Dataset extract ->
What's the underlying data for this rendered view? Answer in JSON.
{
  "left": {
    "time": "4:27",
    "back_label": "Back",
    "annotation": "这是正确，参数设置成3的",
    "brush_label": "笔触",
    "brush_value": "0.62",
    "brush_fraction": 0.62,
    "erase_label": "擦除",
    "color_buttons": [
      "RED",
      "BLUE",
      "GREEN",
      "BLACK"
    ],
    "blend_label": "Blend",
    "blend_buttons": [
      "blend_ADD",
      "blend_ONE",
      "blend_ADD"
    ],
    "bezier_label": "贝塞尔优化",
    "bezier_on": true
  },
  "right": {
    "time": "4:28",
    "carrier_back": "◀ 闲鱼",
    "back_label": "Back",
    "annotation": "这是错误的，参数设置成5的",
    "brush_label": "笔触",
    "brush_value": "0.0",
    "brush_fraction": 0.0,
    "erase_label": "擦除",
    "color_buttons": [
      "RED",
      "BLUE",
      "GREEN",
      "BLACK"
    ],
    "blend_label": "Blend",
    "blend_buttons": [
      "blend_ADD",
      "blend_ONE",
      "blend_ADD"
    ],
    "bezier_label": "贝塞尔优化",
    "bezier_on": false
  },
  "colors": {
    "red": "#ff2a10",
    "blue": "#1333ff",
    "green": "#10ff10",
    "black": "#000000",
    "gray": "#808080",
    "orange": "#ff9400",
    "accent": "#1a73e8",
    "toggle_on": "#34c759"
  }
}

Your task -> Write out every entry exactly as given.

Correct response ->
What's the underlying data for this rendered view? Answer in JSON.
{
  "left": {
    "time": "4:27",
    "back_label": "Back",
    "annotation": "这是正确，参数设置成3的",
    "brush_label": "笔触",
    "brush_value": "0.62",
    "brush_fraction": 0.62,
    "erase_label": "擦除",
    "color_buttons": [
      "RED",
      "BLUE",
      "GREEN",
      "BLACK"
    ],
    "blend_label": "Blend",
    "blend_buttons": [
      "blend_ADD",
      "blend_ONE",
      "blend_ADD"
    ],
    "bezier_label": "贝塞尔优化",
    "bezier_on": true
  },
  "right": {
    "time": "4:28",
    "carrier_back": "◀ 闲鱼",
    "back_label": "Back",
    "annotation": "这是错误的，参数设置成5的",
    "brush_label": "笔触",
    "brush_value": "0.0",
    "brush_fraction": 0.0,
    "erase_label": "擦除",
    "color_buttons": [
      "RED",
      "BLUE",
      "GREEN",
      "BLACK"
    ],
    "blend_label": "Blend",
    "blend_buttons": [
      "blend_ADD",
      "blend_ONE",
      "blend_ADD"
    ],
    "bezier_label": "贝塞尔优化",
    "bezier_on": false
  },
  "colors": {
    "red": "#ff2a10",
    "blue": "#1333ff",
    "green": "#10ff10",
    "black": "#000000",
    "gray": "#808080",
    "orange": "#ff9400",
    "accent": "#1a73e8",
    "toggle_on": "#34c759"
  }
}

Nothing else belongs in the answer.